## Problems and tasks
**a)** Answer these questions about the fashion post, one line each:
(i) How old is the girl the reader is asked to imagine being?
(ii) What color are the laces on the tailor's boots?
(iii) Which two things does the writer say they are bad at?
**b)** Copy out the lines of the records that begin at the line containing "Patent image size: (1109, 1163)." and stop after the line containing "The charge-amplifier 312 is at (193, 458).".

Internet Fashionistas, I Need To Pick Your Brains!

I am bad at fashion and also at sewing, so I am turning to the internet brain trust on this one, for a story that is trundling along and has hit a point where I might need some information.

Let us say that you are a twelve-year-old girl and you are determined to be an impressively Wicked Witch.

You are also short, plump, have a round face and regrettably frizzy hair. You rather wish that you were six feet tall and interestingly pale and vaguely consumptive and had straight hair down to your waist and cheekbones you could slice cheese with, because life.

You are not sufficiently magical to achieve this with illusions, because plot.

However, what you DO have is a very skilled tailor with impeccable fashion sense and really good stompy boots. With purple shoe-laces.

## Items
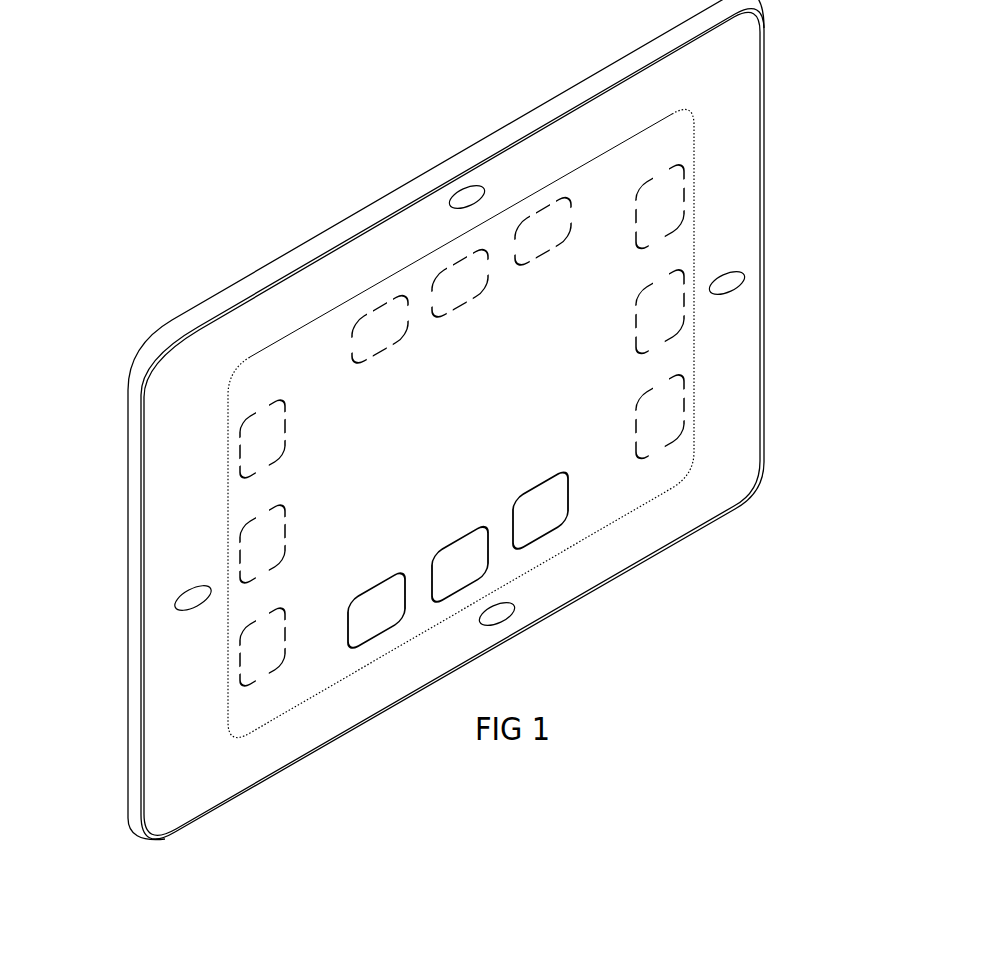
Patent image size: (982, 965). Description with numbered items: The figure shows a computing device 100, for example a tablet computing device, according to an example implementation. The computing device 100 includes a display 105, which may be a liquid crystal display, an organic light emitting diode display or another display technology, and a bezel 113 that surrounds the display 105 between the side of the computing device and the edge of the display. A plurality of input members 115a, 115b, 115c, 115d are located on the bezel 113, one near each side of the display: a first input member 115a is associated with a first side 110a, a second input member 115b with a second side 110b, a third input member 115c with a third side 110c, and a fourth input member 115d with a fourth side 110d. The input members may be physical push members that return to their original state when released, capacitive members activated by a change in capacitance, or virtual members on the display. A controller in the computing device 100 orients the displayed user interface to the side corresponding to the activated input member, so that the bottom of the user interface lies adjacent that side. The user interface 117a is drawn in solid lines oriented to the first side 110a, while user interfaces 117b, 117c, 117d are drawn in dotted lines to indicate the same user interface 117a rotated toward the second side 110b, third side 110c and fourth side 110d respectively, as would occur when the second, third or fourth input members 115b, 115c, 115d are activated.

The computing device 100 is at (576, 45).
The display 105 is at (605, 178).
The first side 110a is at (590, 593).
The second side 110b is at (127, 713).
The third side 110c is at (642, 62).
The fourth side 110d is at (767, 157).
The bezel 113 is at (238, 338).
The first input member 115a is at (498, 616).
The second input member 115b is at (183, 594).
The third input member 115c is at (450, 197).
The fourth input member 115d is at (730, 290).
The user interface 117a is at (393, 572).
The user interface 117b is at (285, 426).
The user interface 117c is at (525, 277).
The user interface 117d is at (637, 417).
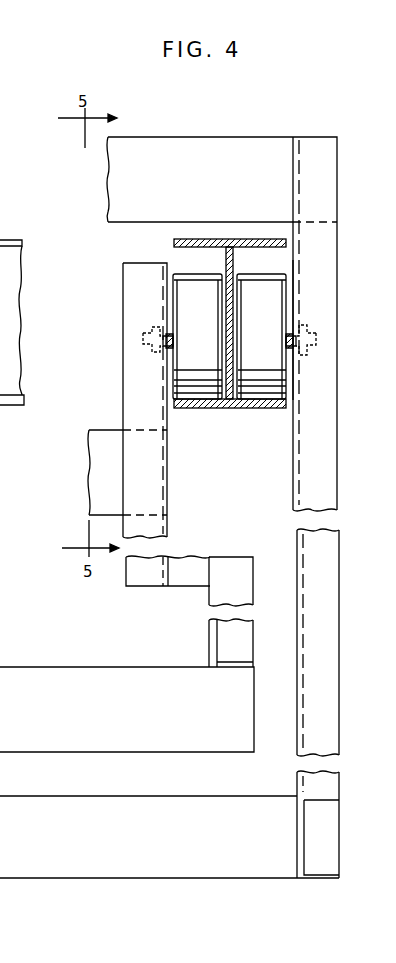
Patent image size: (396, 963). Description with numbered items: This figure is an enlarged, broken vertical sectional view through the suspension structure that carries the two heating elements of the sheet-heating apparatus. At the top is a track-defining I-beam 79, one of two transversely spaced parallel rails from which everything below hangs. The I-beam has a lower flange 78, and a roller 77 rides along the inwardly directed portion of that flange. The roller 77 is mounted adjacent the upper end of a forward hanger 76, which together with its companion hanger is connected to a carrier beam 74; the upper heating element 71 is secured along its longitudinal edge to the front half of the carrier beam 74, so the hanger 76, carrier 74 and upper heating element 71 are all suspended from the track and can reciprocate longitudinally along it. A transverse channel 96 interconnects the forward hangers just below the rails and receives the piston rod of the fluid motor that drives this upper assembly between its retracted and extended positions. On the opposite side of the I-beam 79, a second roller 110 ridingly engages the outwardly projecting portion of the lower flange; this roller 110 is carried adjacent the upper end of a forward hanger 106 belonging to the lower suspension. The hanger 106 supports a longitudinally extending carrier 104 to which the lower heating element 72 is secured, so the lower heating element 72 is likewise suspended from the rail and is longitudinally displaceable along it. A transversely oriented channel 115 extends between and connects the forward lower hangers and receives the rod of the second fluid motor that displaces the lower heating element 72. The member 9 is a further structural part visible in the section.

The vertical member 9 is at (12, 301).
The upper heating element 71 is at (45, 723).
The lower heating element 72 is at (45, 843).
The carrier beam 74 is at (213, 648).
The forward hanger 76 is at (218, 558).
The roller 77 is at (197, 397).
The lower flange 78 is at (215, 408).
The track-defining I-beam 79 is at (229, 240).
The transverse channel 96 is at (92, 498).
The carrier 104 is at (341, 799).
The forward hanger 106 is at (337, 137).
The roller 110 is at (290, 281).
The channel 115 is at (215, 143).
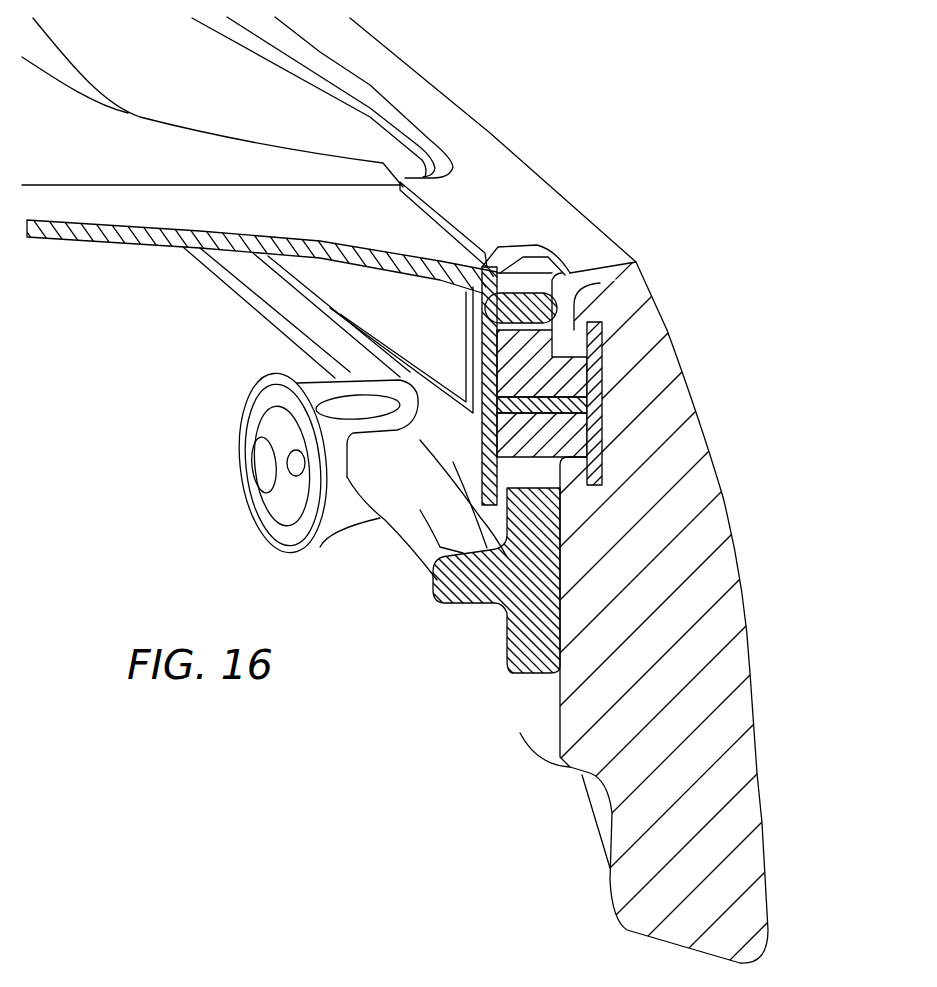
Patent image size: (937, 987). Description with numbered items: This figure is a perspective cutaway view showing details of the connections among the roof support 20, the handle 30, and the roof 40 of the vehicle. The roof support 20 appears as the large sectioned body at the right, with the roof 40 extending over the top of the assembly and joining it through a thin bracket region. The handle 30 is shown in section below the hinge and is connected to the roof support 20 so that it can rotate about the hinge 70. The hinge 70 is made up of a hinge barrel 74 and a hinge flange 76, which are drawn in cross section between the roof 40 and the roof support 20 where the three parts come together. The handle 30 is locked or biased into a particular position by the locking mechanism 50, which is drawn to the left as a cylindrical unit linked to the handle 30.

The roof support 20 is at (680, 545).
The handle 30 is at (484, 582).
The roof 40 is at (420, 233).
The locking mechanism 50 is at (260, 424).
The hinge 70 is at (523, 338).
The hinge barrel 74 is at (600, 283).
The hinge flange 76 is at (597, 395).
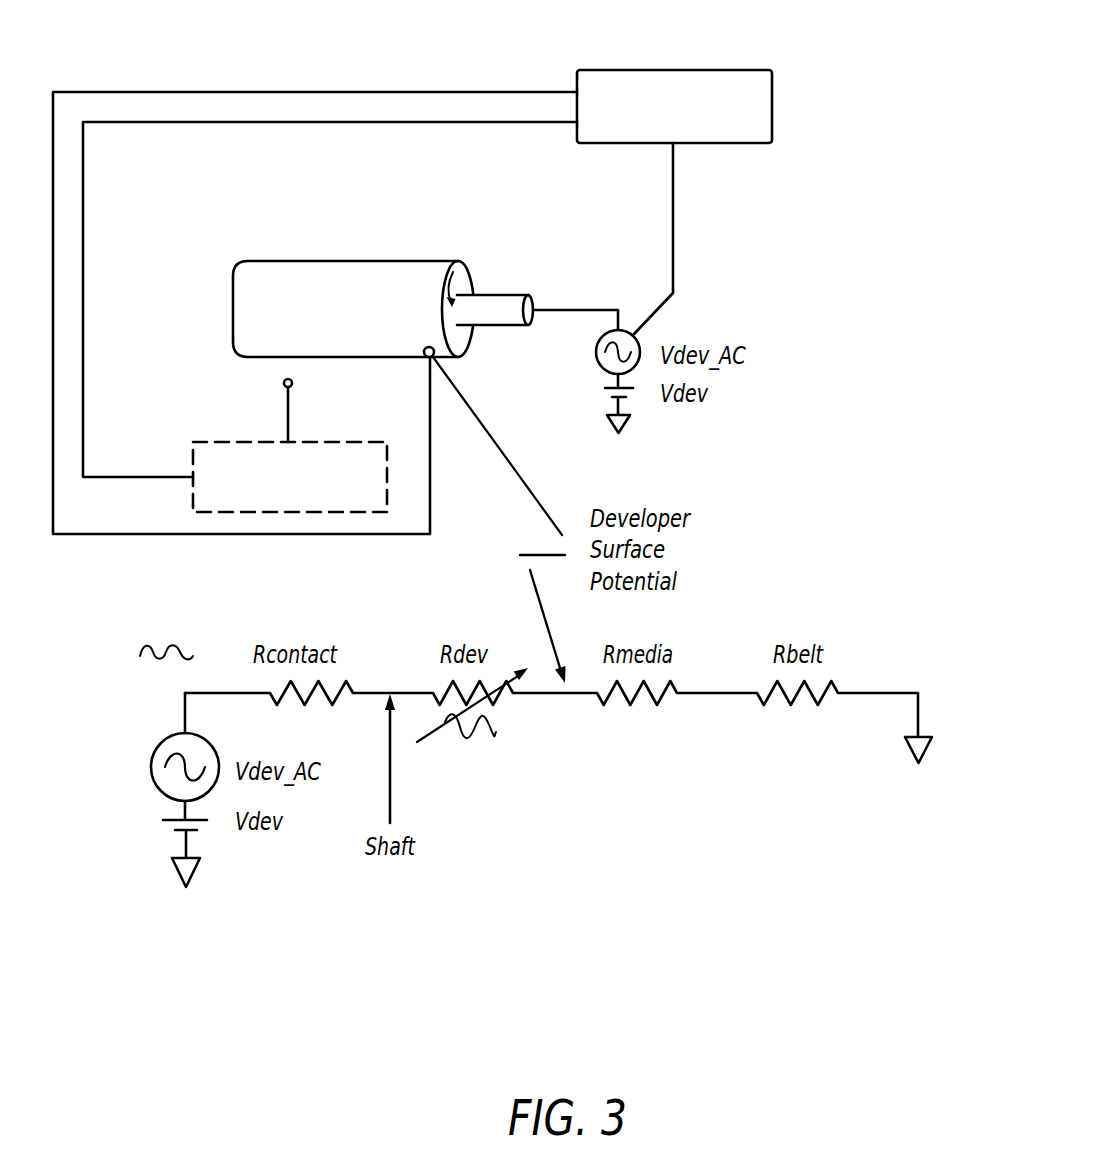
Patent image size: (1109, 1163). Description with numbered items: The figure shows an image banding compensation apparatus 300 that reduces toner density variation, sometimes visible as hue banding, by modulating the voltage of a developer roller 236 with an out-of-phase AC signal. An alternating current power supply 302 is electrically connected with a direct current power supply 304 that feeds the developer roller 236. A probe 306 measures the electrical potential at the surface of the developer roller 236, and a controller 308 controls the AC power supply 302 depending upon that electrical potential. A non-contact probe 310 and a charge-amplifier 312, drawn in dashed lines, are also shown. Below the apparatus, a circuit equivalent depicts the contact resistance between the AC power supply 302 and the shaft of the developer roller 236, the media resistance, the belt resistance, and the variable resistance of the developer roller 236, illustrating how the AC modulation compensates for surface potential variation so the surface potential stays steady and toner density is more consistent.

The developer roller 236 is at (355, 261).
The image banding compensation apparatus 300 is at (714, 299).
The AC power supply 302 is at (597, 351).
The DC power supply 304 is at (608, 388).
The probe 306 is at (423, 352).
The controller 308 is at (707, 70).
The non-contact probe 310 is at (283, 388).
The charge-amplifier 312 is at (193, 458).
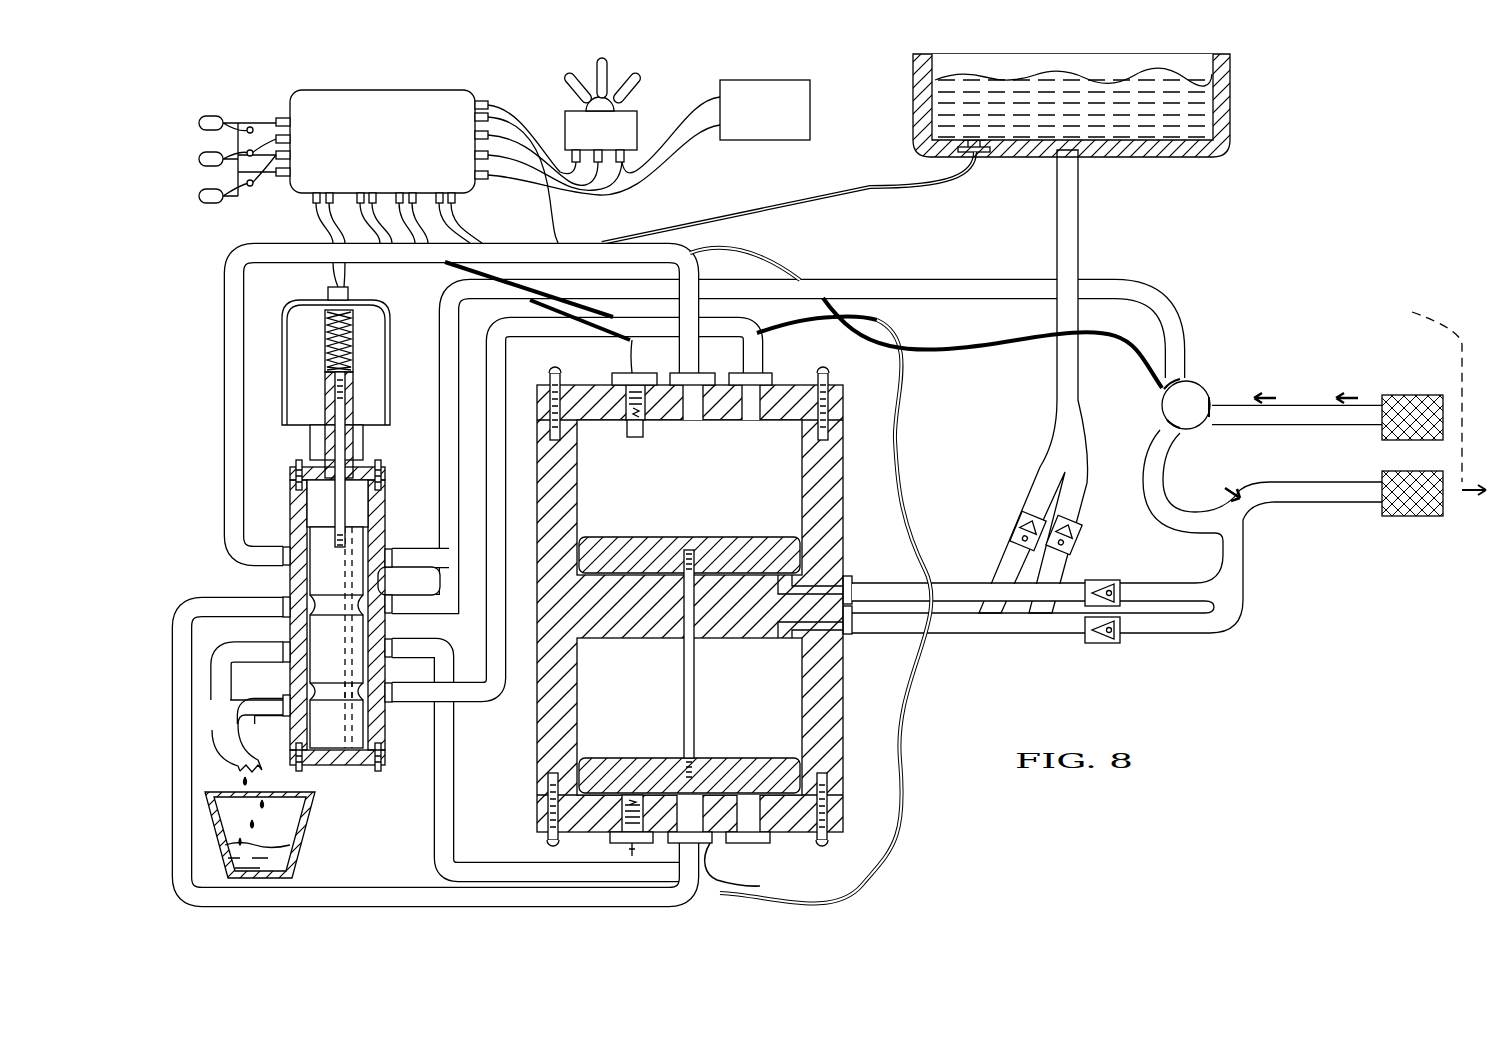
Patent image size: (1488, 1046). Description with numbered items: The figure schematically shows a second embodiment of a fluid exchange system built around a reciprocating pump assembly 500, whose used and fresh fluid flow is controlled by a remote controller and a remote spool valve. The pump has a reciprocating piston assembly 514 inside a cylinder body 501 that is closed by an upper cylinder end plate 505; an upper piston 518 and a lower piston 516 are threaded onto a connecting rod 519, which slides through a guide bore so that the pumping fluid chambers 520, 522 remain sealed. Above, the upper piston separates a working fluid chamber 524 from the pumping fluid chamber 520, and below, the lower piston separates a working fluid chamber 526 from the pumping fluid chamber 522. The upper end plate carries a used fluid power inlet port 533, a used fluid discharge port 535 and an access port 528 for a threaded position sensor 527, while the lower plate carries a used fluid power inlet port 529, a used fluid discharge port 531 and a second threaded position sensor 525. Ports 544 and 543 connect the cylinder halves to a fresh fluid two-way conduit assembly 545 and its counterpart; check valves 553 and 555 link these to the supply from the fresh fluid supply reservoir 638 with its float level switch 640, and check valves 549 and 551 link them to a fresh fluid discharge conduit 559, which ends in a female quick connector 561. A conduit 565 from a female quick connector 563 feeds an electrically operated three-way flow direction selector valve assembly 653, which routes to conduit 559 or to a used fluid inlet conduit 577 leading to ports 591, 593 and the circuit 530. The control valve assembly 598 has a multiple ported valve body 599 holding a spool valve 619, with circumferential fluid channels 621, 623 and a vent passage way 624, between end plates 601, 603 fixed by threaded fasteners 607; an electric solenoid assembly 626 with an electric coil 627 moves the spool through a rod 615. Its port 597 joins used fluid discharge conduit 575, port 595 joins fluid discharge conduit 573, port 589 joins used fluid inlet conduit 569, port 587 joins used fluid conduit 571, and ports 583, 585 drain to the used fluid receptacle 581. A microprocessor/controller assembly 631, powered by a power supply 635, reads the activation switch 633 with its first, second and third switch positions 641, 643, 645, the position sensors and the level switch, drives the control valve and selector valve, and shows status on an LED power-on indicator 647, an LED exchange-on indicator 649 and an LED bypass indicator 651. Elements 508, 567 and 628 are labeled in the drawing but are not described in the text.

## Task answers
**a)**
(i) Twelve years old.
(ii) Purple.
(iii) Fashion and sewing.

**b)**
Patent image size: (1109, 1163). Description with numbered items: The figure shows an image banding compensation apparatus 300 that reduces toner density variation, sometimes visible as hue banding, by modulating the voltage of a developer roller 236 with an out-of-phase AC signal. An alternating current power supply 302 is electrically connected with a direct current power supply 304 that feeds the developer roller 236. A probe 306 measures the electrical potential at the surface of the developer roller 236, and a controller 308 controls the AC power supply 302 depending upon that electrical potential. A non-contact probe 310 and a charge-amplifier 312, drawn in dashed lines, are also shown. Below the apparatus, a circuit equivalent depicts the contact resistance between the AC power supply 302 and the shaft of the developer roller 236, the media resistance, the belt resistance, and the variable resistance of the developer roller 236, illustrating how the AC modulation compensates for surface potential variation so the surface potential stays steady and toner density is more consistent.

The developer roller 236 is at (355, 261).
The image banding compensation apparatus 300 is at (714, 299).
The AC power supply 302 is at (597, 351).
The DC power supply 304 is at (608, 388).
The probe 306 is at (423, 352).
The controller 308 is at (707, 70).
The non-contact probe 310 is at (283, 388).
The charge-amplifier 312 is at (193, 458).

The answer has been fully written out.